* **What is being asked**
Images are excluded; otherwise, output every record exactly.

==== Material shown ====

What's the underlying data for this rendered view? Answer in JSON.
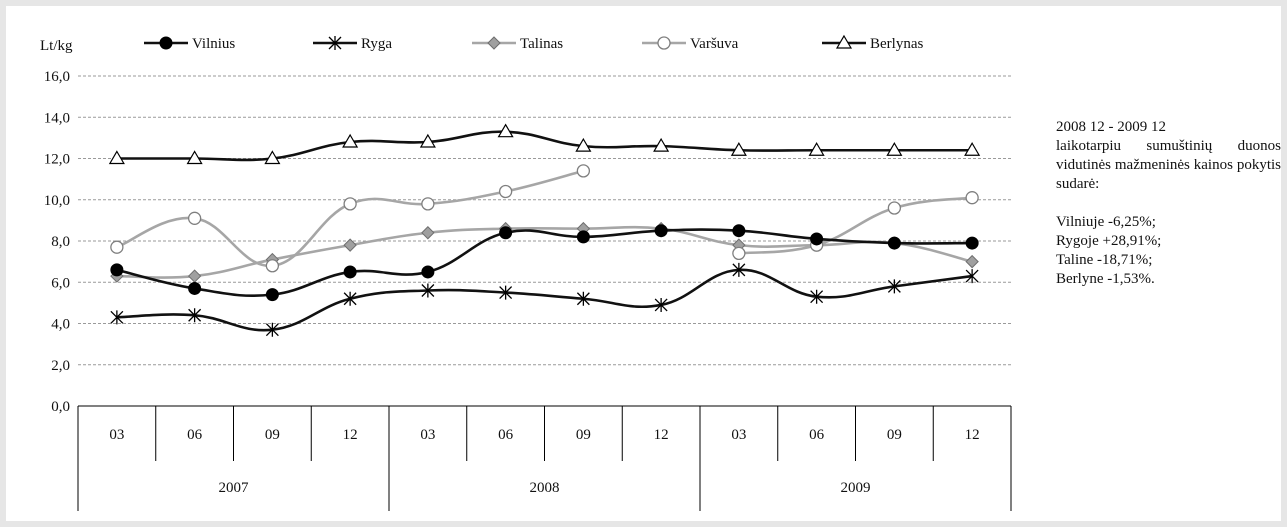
{
  "chart_data": {
    "type": "line",
    "ylabel": "Lt/kg",
    "ylim": [
      0,
      16
    ],
    "yticks": [
      "0,0",
      "2,0",
      "4,0",
      "6,0",
      "8,0",
      "10,0",
      "12,0",
      "14,0",
      "16,0"
    ],
    "categories": [
      "03",
      "06",
      "09",
      "12",
      "03",
      "06",
      "09",
      "12",
      "03",
      "06",
      "09",
      "12"
    ],
    "years": [
      "2007",
      "2008",
      "2009"
    ],
    "grid": true,
    "legend_position": "top",
    "series": [
      {
        "name": "Vilnius",
        "marker": "filled-circle",
        "color": "#000000",
        "values": [
          6.6,
          5.7,
          5.4,
          6.5,
          6.5,
          8.4,
          8.2,
          8.5,
          8.5,
          8.1,
          7.9,
          7.9
        ]
      },
      {
        "name": "Ryga",
        "marker": "asterisk",
        "color": "#000000",
        "values": [
          4.3,
          4.4,
          3.7,
          5.2,
          5.6,
          5.5,
          5.2,
          4.9,
          6.6,
          5.3,
          5.8,
          6.3
        ]
      },
      {
        "name": "Talinas",
        "marker": "diamond",
        "color": "#a6a6a6",
        "values": [
          6.3,
          6.3,
          7.1,
          7.8,
          8.4,
          8.6,
          8.6,
          8.6,
          7.8,
          7.8,
          7.9,
          7.0
        ]
      },
      {
        "name": "Varšuva",
        "marker": "open-circle",
        "color": "#a6a6a6",
        "values": [
          7.7,
          9.1,
          6.8,
          9.8,
          9.8,
          10.4,
          11.4,
          null,
          7.4,
          7.8,
          9.6,
          10.1
        ]
      },
      {
        "name": "Berlynas",
        "marker": "open-triangle",
        "color": "#000000",
        "values": [
          12.0,
          12.0,
          12.0,
          12.8,
          12.8,
          13.3,
          12.6,
          12.6,
          12.4,
          12.4,
          12.4,
          12.4
        ]
      }
    ]
  },
  "note": {
    "line1": "2008 12 - 2009 12",
    "line2": "laikotarpiu sumuštinių duonos vidutinės mažmeninės kainos pokytis sudarė:",
    "items": [
      "Vilniuje -6,25%;",
      "Rygoje +28,91%;",
      "Taline -18,71%;",
      "Berlyne -1,53%."
    ]
  }
}
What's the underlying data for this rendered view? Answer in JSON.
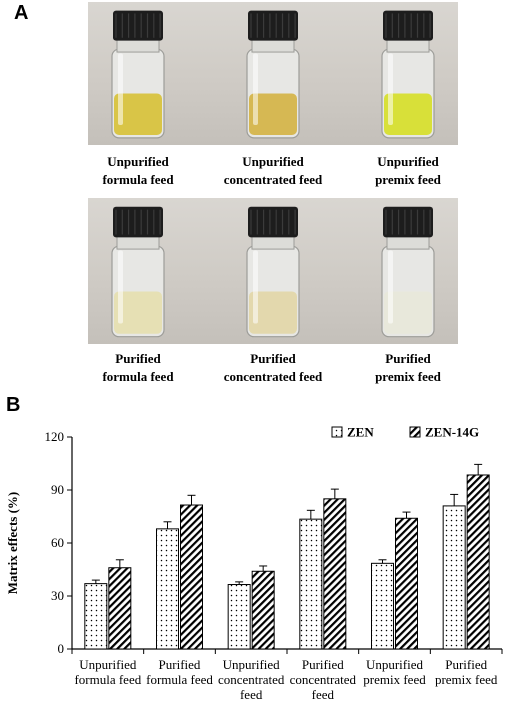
{
  "panel_a": {
    "letter": "A",
    "vials_top": [
      {
        "line1": "Unpurified",
        "line2": "formula feed",
        "liquid": "#d8c23a"
      },
      {
        "line1": "Unpurified",
        "line2": "concentrated feed",
        "liquid": "#d5b446"
      },
      {
        "line1": "Unpurified",
        "line2": "premix feed",
        "liquid": "#d7df2a"
      }
    ],
    "vials_bottom": [
      {
        "line1": "Purified",
        "line2": "formula feed",
        "liquid": "#e6dfb0"
      },
      {
        "line1": "Purified",
        "line2": "concentrated feed",
        "liquid": "#e3d7a8"
      },
      {
        "line1": "Purified",
        "line2": "premix feed",
        "liquid": "#e8e8da"
      }
    ]
  },
  "panel_b": {
    "letter": "B"
  },
  "chart_data": {
    "type": "bar",
    "ylabel": "Matrix effects (%)",
    "xlabel": "",
    "ylim": [
      0,
      120
    ],
    "yticks": [
      0,
      30,
      60,
      90,
      120
    ],
    "categories": [
      [
        "Unpurified",
        "formula feed"
      ],
      [
        "Purified",
        "formula feed"
      ],
      [
        "Unpurified",
        "concentrated",
        "feed"
      ],
      [
        "Purified",
        "concentrated",
        "feed"
      ],
      [
        "Unpurified",
        "premix feed"
      ],
      [
        "Purified",
        "premix feed"
      ]
    ],
    "series": [
      {
        "name": "ZEN",
        "pattern": "dots",
        "values": [
          37,
          68,
          36.5,
          73.5,
          48.5,
          81
        ],
        "errors": [
          2,
          4,
          1.5,
          5,
          2,
          6.5
        ]
      },
      {
        "name": "ZEN-14G",
        "pattern": "hatch",
        "values": [
          46,
          81.5,
          44,
          85,
          74,
          98.5
        ],
        "errors": [
          4.5,
          5.5,
          3,
          5.5,
          3.5,
          6
        ]
      }
    ],
    "legend_position": "top-right",
    "grid": false
  }
}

====

* **Solved problem**
What's the underlying data for this rendered view? Answer in JSON.
{
  "chart_data": {
    "type": "line",
    "ylabel": "Lt/kg",
    "ylim": [
      0,
      16
    ],
    "yticks": [
      "0,0",
      "2,0",
      "4,0",
      "6,0",
      "8,0",
      "10,0",
      "12,0",
      "14,0",
      "16,0"
    ],
    "categories": [
      "03",
      "06",
      "09",
      "12",
      "03",
      "06",
      "09",
      "12",
      "03",
      "06",
      "09",
      "12"
    ],
    "years": [
      "2007",
      "2008",
      "2009"
    ],
    "grid": true,
    "legend_position": "top",
    "series": [
      {
        "name": "Vilnius",
        "marker": "filled-circle",
        "color": "#000000",
        "values": [
          6.6,
          5.7,
          5.4,
          6.5,
          6.5,
          8.4,
          8.2,
          8.5,
          8.5,
          8.1,
          7.9,
          7.9
        ]
      },
      {
        "name": "Ryga",
        "marker": "asterisk",
        "color": "#000000",
        "values": [
          4.3,
          4.4,
          3.7,
          5.2,
          5.6,
          5.5,
          5.2,
          4.9,
          6.6,
          5.3,
          5.8,
          6.3
        ]
      },
      {
        "name": "Talinas",
        "marker": "diamond",
        "color": "#a6a6a6",
        "values": [
          6.3,
          6.3,
          7.1,
          7.8,
          8.4,
          8.6,
          8.6,
          8.6,
          7.8,
          7.8,
          7.9,
          7.0
        ]
      },
      {
        "name": "Varšuva",
        "marker": "open-circle",
        "color": "#a6a6a6",
        "values": [
          7.7,
          9.1,
          6.8,
          9.8,
          9.8,
          10.4,
          11.4,
          null,
          7.4,
          7.8,
          9.6,
          10.1
        ]
      },
      {
        "name": "Berlynas",
        "marker": "open-triangle",
        "color": "#000000",
        "values": [
          12.0,
          12.0,
          12.0,
          12.8,
          12.8,
          13.3,
          12.6,
          12.6,
          12.4,
          12.4,
          12.4,
          12.4
        ]
      }
    ]
  },
  "note": {
    "line1": "2008 12 - 2009 12",
    "line2": "laikotarpiu sumuštinių duonos vidutinės mažmeninės kainos pokytis sudarė:",
    "items": [
      "Vilniuje -6,25%;",
      "Rygoje +28,91%;",
      "Taline -18,71%;",
      "Berlyne -1,53%."
    ]
  }
}
What's the underlying data for this rendered view? Answer in JSON.
{
  "panel_a": {
    "letter": "A",
    "vials_top": [
      {
        "line1": "Unpurified",
        "line2": "formula feed",
        "liquid": "#d8c23a"
      },
      {
        "line1": "Unpurified",
        "line2": "concentrated feed",
        "liquid": "#d5b446"
      },
      {
        "line1": "Unpurified",
        "line2": "premix feed",
        "liquid": "#d7df2a"
      }
    ],
    "vials_bottom": [
      {
        "line1": "Purified",
        "line2": "formula feed",
        "liquid": "#e6dfb0"
      },
      {
        "line1": "Purified",
        "line2": "concentrated feed",
        "liquid": "#e3d7a8"
      },
      {
        "line1": "Purified",
        "line2": "premix feed",
        "liquid": "#e8e8da"
      }
    ]
  },
  "panel_b": {
    "letter": "B"
  },
  "chart_data": {
    "type": "bar",
    "ylabel": "Matrix effects (%)",
    "xlabel": "",
    "ylim": [
      0,
      120
    ],
    "yticks": [
      0,
      30,
      60,
      90,
      120
    ],
    "categories": [
      [
        "Unpurified",
        "formula feed"
      ],
      [
        "Purified",
        "formula feed"
      ],
      [
        "Unpurified",
        "concentrated",
        "feed"
      ],
      [
        "Purified",
        "concentrated",
        "feed"
      ],
      [
        "Unpurified",
        "premix feed"
      ],
      [
        "Purified",
        "premix feed"
      ]
    ],
    "series": [
      {
        "name": "ZEN",
        "pattern": "dots",
        "values": [
          37,
          68,
          36.5,
          73.5,
          48.5,
          81
        ],
        "errors": [
          2,
          4,
          1.5,
          5,
          2,
          6.5
        ]
      },
      {
        "name": "ZEN-14G",
        "pattern": "hatch",
        "values": [
          46,
          81.5,
          44,
          85,
          74,
          98.5
        ],
        "errors": [
          4.5,
          5.5,
          3,
          5.5,
          3.5,
          6
        ]
      }
    ],
    "legend_position": "top-right",
    "grid": false
  }
}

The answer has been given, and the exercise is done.